#### Exercise
Go through the lines below and transcribe each one exactly.

== Data provided ==

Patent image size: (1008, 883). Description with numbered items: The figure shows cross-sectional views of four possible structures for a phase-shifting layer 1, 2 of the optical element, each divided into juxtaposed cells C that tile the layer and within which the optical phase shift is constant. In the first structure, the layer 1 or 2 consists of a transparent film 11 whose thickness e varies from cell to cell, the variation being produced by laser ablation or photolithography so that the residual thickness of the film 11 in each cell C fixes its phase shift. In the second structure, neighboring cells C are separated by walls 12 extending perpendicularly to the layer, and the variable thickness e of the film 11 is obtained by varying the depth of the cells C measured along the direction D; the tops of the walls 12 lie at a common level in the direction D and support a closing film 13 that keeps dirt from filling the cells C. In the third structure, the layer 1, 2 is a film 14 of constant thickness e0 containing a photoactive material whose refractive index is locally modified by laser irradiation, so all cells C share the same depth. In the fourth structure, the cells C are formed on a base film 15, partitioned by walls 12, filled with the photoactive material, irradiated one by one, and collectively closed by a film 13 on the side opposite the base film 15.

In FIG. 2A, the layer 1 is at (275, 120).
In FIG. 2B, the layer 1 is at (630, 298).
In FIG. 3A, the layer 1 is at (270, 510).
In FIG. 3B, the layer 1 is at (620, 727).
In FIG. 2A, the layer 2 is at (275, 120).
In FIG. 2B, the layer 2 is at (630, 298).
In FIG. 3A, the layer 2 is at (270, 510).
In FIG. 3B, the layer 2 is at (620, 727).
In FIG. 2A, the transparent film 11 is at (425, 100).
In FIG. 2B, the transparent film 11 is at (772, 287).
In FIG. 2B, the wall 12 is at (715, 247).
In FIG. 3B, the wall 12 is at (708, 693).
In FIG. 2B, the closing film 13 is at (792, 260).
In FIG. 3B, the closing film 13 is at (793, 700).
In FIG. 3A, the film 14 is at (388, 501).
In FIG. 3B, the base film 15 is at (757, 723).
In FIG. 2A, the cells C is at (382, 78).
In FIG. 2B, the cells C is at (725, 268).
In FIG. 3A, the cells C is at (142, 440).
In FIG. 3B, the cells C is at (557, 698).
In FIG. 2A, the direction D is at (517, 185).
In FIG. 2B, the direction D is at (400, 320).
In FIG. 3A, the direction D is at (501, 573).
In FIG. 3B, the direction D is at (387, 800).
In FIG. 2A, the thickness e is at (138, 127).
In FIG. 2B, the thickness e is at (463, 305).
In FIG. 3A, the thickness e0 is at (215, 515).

===

#### Solution to this problem
Patent image size: (1008, 883). Description with numbered items: The figure shows cross-sectional views of four possible structures for a phase-shifting layer 1, 2 of the optical element, each divided into juxtaposed cells C that tile the layer and within which the optical phase shift is constant. In the first structure, the layer 1 or 2 consists of a transparent film 11 whose thickness e varies from cell to cell, the variation being produced by laser ablation or photolithography so that the residual thickness of the film 11 in each cell C fixes its phase shift. In the second structure, neighboring cells C are separated by walls 12 extending perpendicularly to the layer, and the variable thickness e of the film 11 is obtained by varying the depth of the cells C measured along the direction D; the tops of the walls 12 lie at a common level in the direction D and support a closing film 13 that keeps dirt from filling the cells C. In the third structure, the layer 1, 2 is a film 14 of constant thickness e0 containing a photoactive material whose refractive index is locally modified by laser irradiation, so all cells C share the same depth. In the fourth structure, the cells C are formed on a base film 15, partitioned by walls 12, filled with the photoactive material, irradiated one by one, and collectively closed by a film 13 on the side opposite the base film 15.

In FIG. 2A, the layer 1 is at (275, 120).
In FIG. 2B, the layer 1 is at (630, 298).
In FIG. 3A, the layer 1 is at (270, 510).
In FIG. 3B, the layer 1 is at (620, 727).
In FIG. 2A, the layer 2 is at (275, 120).
In FIG. 2B, the layer 2 is at (630, 298).
In FIG. 3A, the layer 2 is at (270, 510).
In FIG. 3B, the layer 2 is at (620, 727).
In FIG. 2A, the transparent film 11 is at (425, 100).
In FIG. 2B, the transparent film 11 is at (772, 287).
In FIG. 2B, the wall 12 is at (715, 247).
In FIG. 3B, the wall 12 is at (708, 693).
In FIG. 2B, the closing film 13 is at (792, 260).
In FIG. 3B, the closing film 13 is at (793, 700).
In FIG. 3A, the film 14 is at (388, 501).
In FIG. 3B, the base film 15 is at (757, 723).
In FIG. 2A, the cells C is at (382, 78).
In FIG. 2B, the cells C is at (725, 268).
In FIG. 3A, the cells C is at (142, 440).
In FIG. 3B, the cells C is at (557, 698).
In FIG. 2A, the direction D is at (517, 185).
In FIG. 2B, the direction D is at (400, 320).
In FIG. 3A, the direction D is at (501, 573).
In FIG. 3B, the direction D is at (387, 800).
In FIG. 2A, the thickness e is at (138, 127).
In FIG. 2B, the thickness e is at (463, 305).
In FIG. 3A, the thickness e0 is at (215, 515).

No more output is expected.